• Instructions for the task: Work out the number of lines containing "Mailing". Give that number alone.

• Rows:
───

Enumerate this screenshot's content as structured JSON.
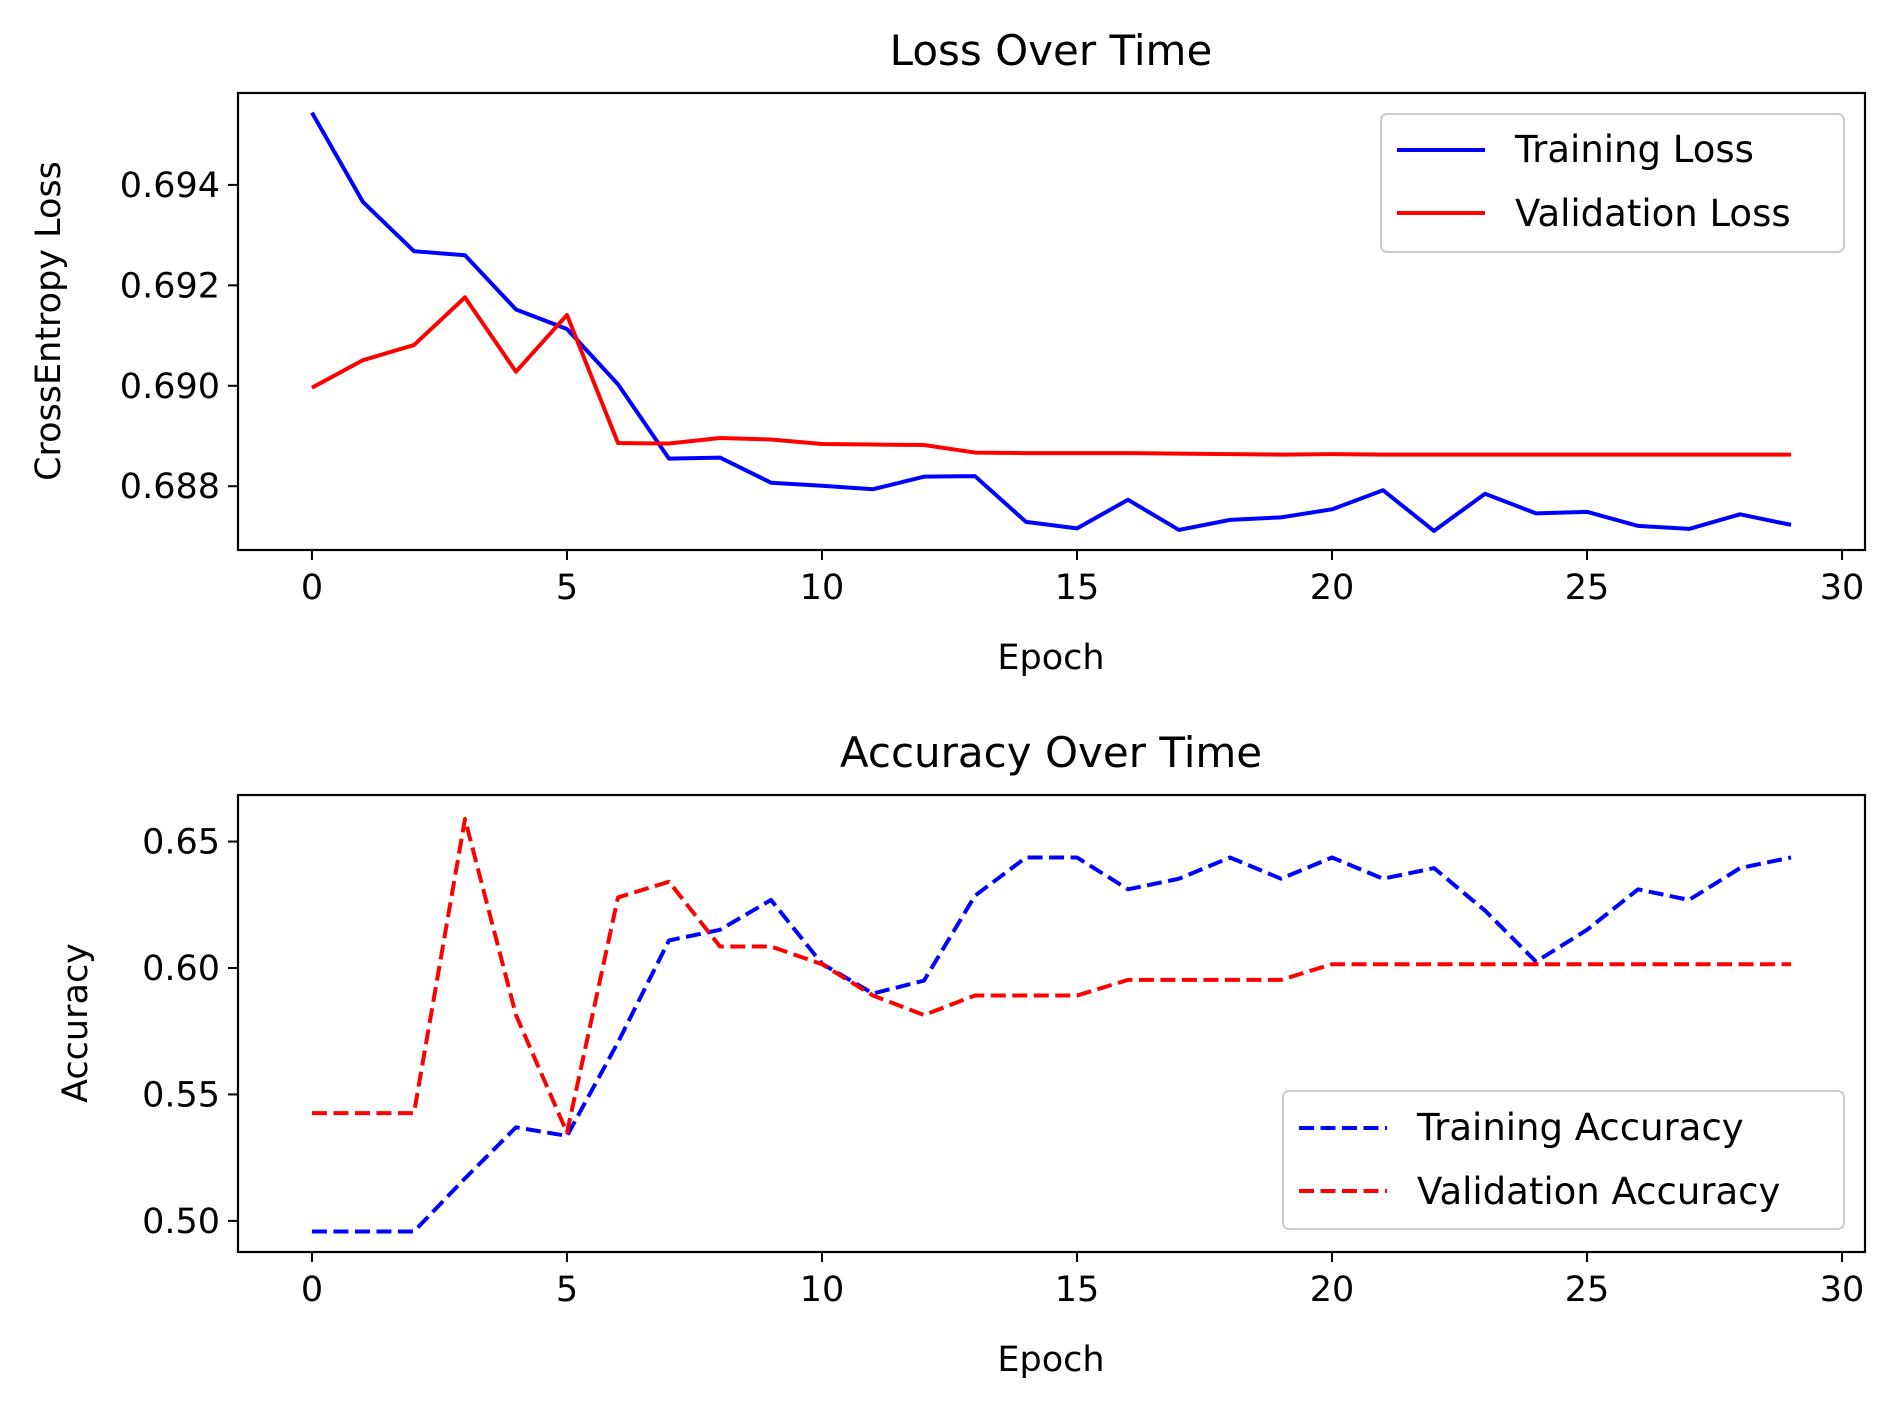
{
  "chart_data": [
    {
      "type": "line",
      "title": "Loss Over Time",
      "xlabel": "Epoch",
      "ylabel": "CrossEntropy Loss",
      "xlim": [
        -1.45,
        30.45
      ],
      "ylim": [
        0.68673,
        0.69583
      ],
      "xticks": [
        0,
        5,
        10,
        15,
        20,
        25,
        30
      ],
      "xtick_labels": [
        "0",
        "5",
        "10",
        "15",
        "20",
        "25",
        "30"
      ],
      "yticks": [
        0.688,
        0.69,
        0.692,
        0.694
      ],
      "ytick_labels": [
        "0.688",
        "0.690",
        "0.692",
        "0.694"
      ],
      "grid": false,
      "legend_position": "upper right",
      "x": [
        0,
        1,
        2,
        3,
        4,
        5,
        6,
        7,
        8,
        9,
        10,
        11,
        12,
        13,
        14,
        15,
        16,
        17,
        18,
        19,
        20,
        21,
        22,
        23,
        24,
        25,
        26,
        27,
        28,
        29
      ],
      "series": [
        {
          "name": "Training Loss",
          "color": "#0000ff",
          "dash": "solid",
          "values": [
            0.69544,
            0.69366,
            0.69268,
            0.6926,
            0.69152,
            0.69113,
            0.69003,
            0.68855,
            0.68857,
            0.68807,
            0.68801,
            0.68794,
            0.68819,
            0.6882,
            0.68729,
            0.68716,
            0.68773,
            0.68713,
            0.68733,
            0.68738,
            0.68754,
            0.68792,
            0.68711,
            0.68785,
            0.68746,
            0.68749,
            0.68721,
            0.68715,
            0.68744,
            0.68723
          ]
        },
        {
          "name": "Validation Loss",
          "color": "#ff0000",
          "dash": "solid",
          "values": [
            0.68996,
            0.69051,
            0.69081,
            0.69176,
            0.69028,
            0.69141,
            0.68886,
            0.68885,
            0.68896,
            0.68893,
            0.68884,
            0.68883,
            0.68882,
            0.68867,
            0.68866,
            0.68866,
            0.68866,
            0.68865,
            0.68864,
            0.68863,
            0.68864,
            0.68863,
            0.68863,
            0.68863,
            0.68863,
            0.68863,
            0.68863,
            0.68863,
            0.68863,
            0.68863
          ]
        }
      ]
    },
    {
      "type": "line",
      "title": "Accuracy Over Time",
      "xlabel": "Epoch",
      "ylabel": "Accuracy",
      "xlim": [
        -1.45,
        30.45
      ],
      "ylim": [
        0.4877,
        0.6684
      ],
      "xticks": [
        0,
        5,
        10,
        15,
        20,
        25,
        30
      ],
      "xtick_labels": [
        "0",
        "5",
        "10",
        "15",
        "20",
        "25",
        "30"
      ],
      "yticks": [
        0.5,
        0.55,
        0.6,
        0.65
      ],
      "ytick_labels": [
        "0.50",
        "0.55",
        "0.60",
        "0.65"
      ],
      "grid": false,
      "legend_position": "lower right",
      "x": [
        0,
        1,
        2,
        3,
        4,
        5,
        6,
        7,
        8,
        9,
        10,
        11,
        12,
        13,
        14,
        15,
        16,
        17,
        18,
        19,
        20,
        21,
        22,
        23,
        24,
        25,
        26,
        27,
        28,
        29
      ],
      "series": [
        {
          "name": "Training Accuracy",
          "color": "#0000ff",
          "dash": "dashed",
          "values": [
            0.4958,
            0.4958,
            0.4958,
            0.5168,
            0.537,
            0.5336,
            0.5706,
            0.6109,
            0.6151,
            0.6269,
            0.6017,
            0.5899,
            0.595,
            0.6286,
            0.6437,
            0.6437,
            0.6311,
            0.6353,
            0.6437,
            0.6353,
            0.6437,
            0.6353,
            0.6395,
            0.6227,
            0.6025,
            0.6151,
            0.6311,
            0.6269,
            0.6395,
            0.6437
          ]
        },
        {
          "name": "Validation Accuracy",
          "color": "#ff0000",
          "dash": "dashed",
          "values": [
            0.5426,
            0.5426,
            0.5426,
            0.6589,
            0.5814,
            0.5349,
            0.6279,
            0.6341,
            0.6085,
            0.6085,
            0.6015,
            0.5891,
            0.5814,
            0.5891,
            0.5891,
            0.5891,
            0.5953,
            0.5953,
            0.5953,
            0.5953,
            0.6015,
            0.6015,
            0.6015,
            0.6015,
            0.6015,
            0.6015,
            0.6015,
            0.6015,
            0.6015,
            0.6015
          ]
        }
      ]
    }
  ]
}
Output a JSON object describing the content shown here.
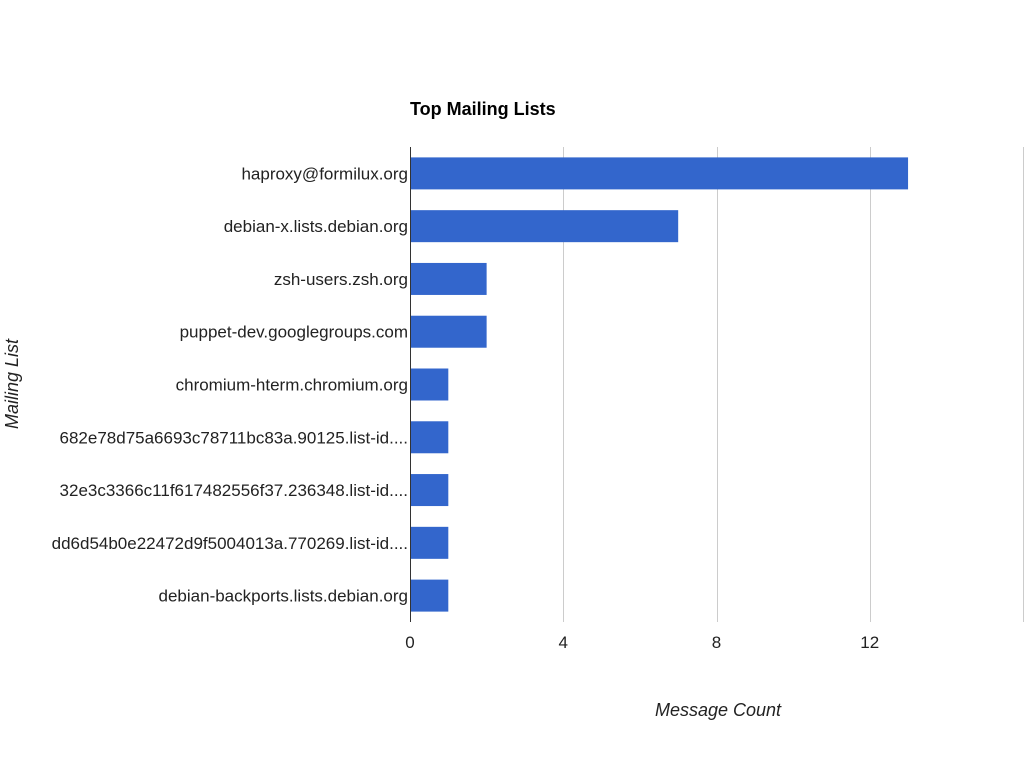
{
  "chart_data": {
    "type": "bar",
    "orientation": "horizontal",
    "title": "Top Mailing Lists",
    "xlabel": "Message Count",
    "ylabel": "Mailing List",
    "categories": [
      "haproxy@formilux.org",
      "debian-x.lists.debian.org",
      "zsh-users.zsh.org",
      "puppet-dev.googlegroups.com",
      "chromium-hterm.chromium.org",
      "682e78d75a6693c78711bc83a.90125.list-id....",
      "32e3c3366c11f617482556f37.236348.list-id....",
      "dd6d54b0e22472d9f5004013a.770269.list-id....",
      "debian-backports.lists.debian.org"
    ],
    "values": [
      13,
      7,
      2,
      2,
      1,
      1,
      1,
      1,
      1
    ],
    "xlim": [
      0,
      16
    ],
    "xticks": [
      0,
      4,
      8,
      12
    ],
    "grid": true,
    "legend": "none",
    "bar_color": "#3366cc"
  }
}
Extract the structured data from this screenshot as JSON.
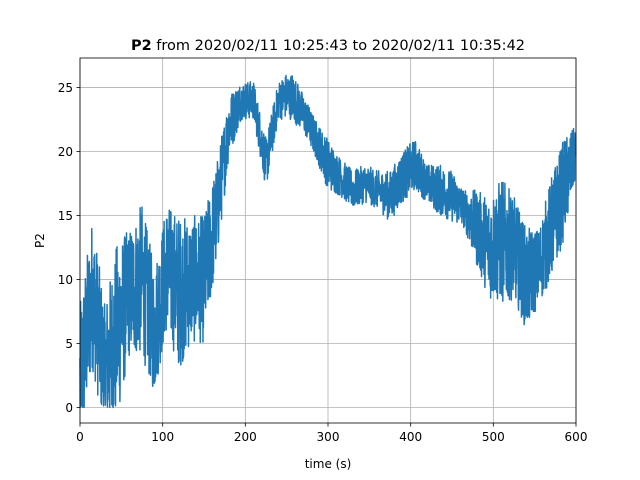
{
  "chart_data": {
    "type": "line",
    "title_bold": "P2",
    "title_rest": " from 2020/02/11 10:25:43 to 2020/02/11 10:35:42",
    "xlabel": "time (s)",
    "ylabel": "P2",
    "xlim": [
      0,
      600
    ],
    "ylim": [
      -1.2,
      27.3
    ],
    "xticks": [
      0,
      100,
      200,
      300,
      400,
      500,
      600
    ],
    "yticks": [
      0,
      5,
      10,
      15,
      20,
      25
    ],
    "grid": true,
    "series": [
      {
        "color": "#1f77b4",
        "noise_amp": [
          6,
          6,
          5,
          7,
          5,
          6,
          5,
          5,
          6,
          5,
          5,
          4,
          2.5,
          1.5,
          1.5,
          2,
          1.5,
          2,
          1.5,
          1.5,
          2,
          1.5,
          1.5,
          1.5,
          1.5,
          2,
          2,
          2,
          1.5,
          2,
          2,
          1.5,
          3,
          4,
          5,
          4,
          4,
          3,
          4,
          4,
          2
        ],
        "x": [
          0,
          15,
          30,
          45,
          60,
          75,
          90,
          105,
          120,
          135,
          150,
          165,
          180,
          195,
          210,
          225,
          240,
          255,
          270,
          285,
          300,
          315,
          330,
          345,
          360,
          375,
          390,
          405,
          420,
          435,
          450,
          465,
          480,
          495,
          510,
          525,
          540,
          555,
          570,
          585,
          600
        ],
        "y": [
          2,
          9,
          3,
          6,
          9,
          10,
          6,
          11,
          9,
          10,
          10,
          15,
          22,
          24,
          24,
          19,
          24,
          24.5,
          23,
          21,
          19,
          18,
          17,
          17.5,
          17,
          16.5,
          18,
          19,
          17.5,
          17,
          16.5,
          15.5,
          14,
          12.5,
          13,
          12.5,
          10,
          11,
          14,
          17,
          20
        ]
      }
    ]
  }
}
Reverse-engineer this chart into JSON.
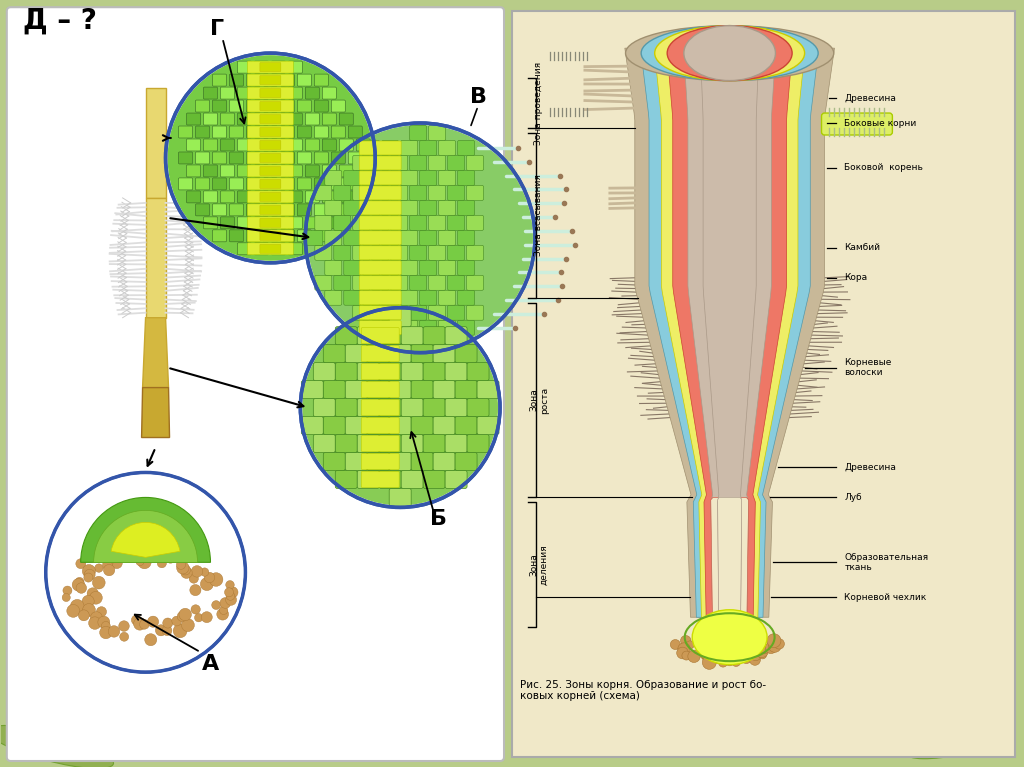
{
  "bg_color": "#b8cc88",
  "left_panel_bg": "#ffffff",
  "right_panel_bg": "#f0e8c8",
  "title_text": "Д – ?",
  "label_G": "Г",
  "label_V": "В",
  "label_B": "Б",
  "label_A": "А",
  "caption": "Рис. 25. Зоны корня. Образование и рост бо-\nковых корней (схема)",
  "zone_labels": [
    "Зона проведения",
    "Зона всасывания",
    "Зона\nроста",
    "Зона\nделения"
  ],
  "anatomy_labels": [
    "Боковые корни",
    "Древесина",
    "Боковой  корень",
    "Камбий",
    "Кора",
    "Корневые\nволоски",
    "Древесина",
    "Луб",
    "Образовательная\nткань",
    "Корневой чехлик"
  ]
}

───

• Solution to the problem: 2